GIVEN INSTRUCTION: Take every line that has the string "watermark" and copy it out.

MATERIALS PROVIDED:
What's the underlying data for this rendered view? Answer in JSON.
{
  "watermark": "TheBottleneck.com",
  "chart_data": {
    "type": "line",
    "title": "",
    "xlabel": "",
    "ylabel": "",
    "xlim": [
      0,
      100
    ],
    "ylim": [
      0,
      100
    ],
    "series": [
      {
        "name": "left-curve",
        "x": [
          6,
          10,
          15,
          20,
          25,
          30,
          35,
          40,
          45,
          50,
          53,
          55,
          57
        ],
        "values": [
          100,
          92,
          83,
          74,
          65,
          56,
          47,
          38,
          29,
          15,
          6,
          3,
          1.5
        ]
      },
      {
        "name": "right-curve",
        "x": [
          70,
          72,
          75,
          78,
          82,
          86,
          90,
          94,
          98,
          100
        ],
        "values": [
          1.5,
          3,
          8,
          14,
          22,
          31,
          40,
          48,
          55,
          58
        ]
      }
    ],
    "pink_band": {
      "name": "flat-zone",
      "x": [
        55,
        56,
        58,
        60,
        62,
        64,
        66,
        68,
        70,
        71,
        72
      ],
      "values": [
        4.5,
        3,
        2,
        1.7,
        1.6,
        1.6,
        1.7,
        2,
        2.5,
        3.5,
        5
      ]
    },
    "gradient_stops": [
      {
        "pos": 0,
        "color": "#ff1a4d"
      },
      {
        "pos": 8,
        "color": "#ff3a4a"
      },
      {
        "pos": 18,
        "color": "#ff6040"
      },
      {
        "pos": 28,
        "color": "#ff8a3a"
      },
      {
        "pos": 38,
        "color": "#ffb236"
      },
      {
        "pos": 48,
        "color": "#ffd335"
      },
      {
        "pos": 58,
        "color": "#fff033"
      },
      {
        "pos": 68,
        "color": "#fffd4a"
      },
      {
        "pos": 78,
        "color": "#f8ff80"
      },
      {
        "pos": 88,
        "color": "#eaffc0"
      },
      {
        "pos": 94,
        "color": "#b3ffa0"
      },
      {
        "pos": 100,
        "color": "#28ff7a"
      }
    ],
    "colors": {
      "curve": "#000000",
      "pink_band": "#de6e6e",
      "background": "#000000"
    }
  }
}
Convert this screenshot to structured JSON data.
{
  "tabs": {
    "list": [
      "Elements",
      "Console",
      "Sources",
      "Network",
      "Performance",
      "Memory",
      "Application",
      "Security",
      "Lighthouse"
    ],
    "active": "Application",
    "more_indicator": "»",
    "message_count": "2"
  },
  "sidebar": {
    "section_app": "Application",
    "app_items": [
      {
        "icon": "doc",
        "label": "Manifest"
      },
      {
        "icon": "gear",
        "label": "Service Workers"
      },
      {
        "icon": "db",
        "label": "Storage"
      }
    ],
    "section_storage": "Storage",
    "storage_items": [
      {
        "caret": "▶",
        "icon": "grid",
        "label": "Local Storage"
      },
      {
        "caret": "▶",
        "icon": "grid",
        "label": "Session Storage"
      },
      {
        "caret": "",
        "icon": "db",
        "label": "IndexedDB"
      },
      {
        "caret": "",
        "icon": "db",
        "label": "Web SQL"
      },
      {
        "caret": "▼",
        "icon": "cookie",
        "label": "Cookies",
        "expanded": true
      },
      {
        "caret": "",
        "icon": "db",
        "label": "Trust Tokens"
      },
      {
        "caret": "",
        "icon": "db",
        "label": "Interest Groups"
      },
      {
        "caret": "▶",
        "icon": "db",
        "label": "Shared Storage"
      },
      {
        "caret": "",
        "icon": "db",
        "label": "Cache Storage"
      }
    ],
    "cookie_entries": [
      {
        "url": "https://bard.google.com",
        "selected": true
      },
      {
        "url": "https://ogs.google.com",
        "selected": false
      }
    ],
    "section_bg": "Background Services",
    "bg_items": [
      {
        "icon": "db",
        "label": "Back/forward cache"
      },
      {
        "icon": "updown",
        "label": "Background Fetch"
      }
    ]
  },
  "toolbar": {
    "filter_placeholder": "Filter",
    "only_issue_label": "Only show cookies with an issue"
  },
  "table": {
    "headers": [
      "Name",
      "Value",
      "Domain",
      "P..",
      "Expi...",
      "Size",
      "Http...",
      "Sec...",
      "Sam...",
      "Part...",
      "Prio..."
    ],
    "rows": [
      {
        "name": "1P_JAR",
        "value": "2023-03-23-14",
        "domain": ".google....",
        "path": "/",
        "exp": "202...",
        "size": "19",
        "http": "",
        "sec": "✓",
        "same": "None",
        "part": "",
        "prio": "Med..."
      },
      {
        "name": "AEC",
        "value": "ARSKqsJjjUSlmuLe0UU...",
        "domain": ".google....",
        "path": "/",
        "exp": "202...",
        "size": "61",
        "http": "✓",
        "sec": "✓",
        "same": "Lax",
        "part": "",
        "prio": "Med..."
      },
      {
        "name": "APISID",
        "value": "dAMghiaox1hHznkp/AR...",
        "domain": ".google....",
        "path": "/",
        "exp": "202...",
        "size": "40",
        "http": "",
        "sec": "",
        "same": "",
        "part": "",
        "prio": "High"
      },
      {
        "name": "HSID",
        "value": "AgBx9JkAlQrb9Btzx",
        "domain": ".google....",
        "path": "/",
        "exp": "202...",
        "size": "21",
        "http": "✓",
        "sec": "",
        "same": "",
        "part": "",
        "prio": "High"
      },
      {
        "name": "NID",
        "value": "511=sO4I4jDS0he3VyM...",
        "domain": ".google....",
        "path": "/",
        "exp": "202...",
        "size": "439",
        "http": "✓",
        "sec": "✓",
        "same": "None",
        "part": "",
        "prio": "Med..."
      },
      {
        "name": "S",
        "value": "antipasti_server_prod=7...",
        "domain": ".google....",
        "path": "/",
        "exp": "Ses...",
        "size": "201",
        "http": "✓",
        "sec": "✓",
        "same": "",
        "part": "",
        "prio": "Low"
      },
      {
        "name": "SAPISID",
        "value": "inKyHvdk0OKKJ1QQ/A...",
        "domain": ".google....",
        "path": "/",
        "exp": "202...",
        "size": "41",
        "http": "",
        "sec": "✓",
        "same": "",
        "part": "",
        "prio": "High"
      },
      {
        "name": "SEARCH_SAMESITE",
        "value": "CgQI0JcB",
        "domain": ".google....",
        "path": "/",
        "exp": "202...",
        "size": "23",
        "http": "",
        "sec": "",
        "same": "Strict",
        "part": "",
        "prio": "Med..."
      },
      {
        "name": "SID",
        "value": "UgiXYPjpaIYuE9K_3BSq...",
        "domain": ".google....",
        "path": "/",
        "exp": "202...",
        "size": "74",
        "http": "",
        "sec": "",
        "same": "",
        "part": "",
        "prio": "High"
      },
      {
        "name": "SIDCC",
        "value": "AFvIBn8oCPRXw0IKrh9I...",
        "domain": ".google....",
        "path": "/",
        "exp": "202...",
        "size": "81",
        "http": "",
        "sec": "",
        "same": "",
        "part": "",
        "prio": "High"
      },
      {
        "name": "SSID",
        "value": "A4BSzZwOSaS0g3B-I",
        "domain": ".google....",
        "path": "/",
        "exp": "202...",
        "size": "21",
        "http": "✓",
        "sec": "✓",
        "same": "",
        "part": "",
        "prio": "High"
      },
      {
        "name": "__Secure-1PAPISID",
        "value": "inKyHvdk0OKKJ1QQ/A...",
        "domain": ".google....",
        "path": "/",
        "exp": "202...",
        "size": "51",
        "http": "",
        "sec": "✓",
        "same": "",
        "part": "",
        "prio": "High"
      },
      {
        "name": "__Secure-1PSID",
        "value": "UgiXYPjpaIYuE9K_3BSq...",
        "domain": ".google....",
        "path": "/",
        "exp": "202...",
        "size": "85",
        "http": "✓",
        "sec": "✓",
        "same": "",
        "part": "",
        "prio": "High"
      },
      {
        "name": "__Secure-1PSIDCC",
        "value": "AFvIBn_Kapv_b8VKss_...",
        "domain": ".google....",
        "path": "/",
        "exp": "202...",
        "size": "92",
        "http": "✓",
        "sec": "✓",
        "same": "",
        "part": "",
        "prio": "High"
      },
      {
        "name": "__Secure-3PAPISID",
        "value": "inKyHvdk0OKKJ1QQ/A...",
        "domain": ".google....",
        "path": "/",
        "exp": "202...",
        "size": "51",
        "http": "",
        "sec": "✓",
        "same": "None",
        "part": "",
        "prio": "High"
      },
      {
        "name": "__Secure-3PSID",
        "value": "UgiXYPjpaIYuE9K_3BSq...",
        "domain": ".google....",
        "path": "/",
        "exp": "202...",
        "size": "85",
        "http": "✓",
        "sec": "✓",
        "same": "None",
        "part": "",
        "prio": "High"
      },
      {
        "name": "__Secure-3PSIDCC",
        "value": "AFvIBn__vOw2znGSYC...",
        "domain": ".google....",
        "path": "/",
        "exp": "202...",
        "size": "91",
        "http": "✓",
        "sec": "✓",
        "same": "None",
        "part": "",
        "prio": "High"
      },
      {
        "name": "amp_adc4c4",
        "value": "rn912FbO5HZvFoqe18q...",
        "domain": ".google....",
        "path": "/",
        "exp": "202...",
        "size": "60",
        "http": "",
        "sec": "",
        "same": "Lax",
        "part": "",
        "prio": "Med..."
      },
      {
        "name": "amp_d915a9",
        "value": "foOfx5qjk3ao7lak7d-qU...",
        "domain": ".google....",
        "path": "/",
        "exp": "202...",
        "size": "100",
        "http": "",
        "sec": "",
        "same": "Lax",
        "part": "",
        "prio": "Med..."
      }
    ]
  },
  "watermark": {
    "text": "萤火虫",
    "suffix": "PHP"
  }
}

PROBLEM SOLUTION:
  "watermark": "TheBottleneck.com",
  "watermark": {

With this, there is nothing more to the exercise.